Write out the whole of the material exactly.

----

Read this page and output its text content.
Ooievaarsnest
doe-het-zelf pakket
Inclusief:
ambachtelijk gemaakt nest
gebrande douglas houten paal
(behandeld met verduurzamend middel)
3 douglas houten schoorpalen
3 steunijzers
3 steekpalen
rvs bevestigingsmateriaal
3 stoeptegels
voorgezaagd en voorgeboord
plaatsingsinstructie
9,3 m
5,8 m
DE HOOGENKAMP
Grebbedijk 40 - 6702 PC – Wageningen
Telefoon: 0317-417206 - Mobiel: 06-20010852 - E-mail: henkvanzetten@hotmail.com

----

* _Solution to this problem_
Read this page and output its text content.
Ooievaarsnest
doe-het-zelf pakket
Inclusief:
ambachtelijk gemaakt nest
gebrande douglas houten paal
(behandeld met verduurzamend middel)
3 douglas houten schoorpalen
3 steunijzers
3 steekpalen
rvs bevestigingsmateriaal
3 stoeptegels
voorgezaagd en voorgeboord
plaatsingsinstructie
9,3 m
5,8 m
DE HOOGENKAMP
Grebbedijk 40 - 6702 PC – Wageningen
Telefoon: 0317-417206 - Mobiel: 06-20010852 - E-mail: henkvanzetten@hotmail.com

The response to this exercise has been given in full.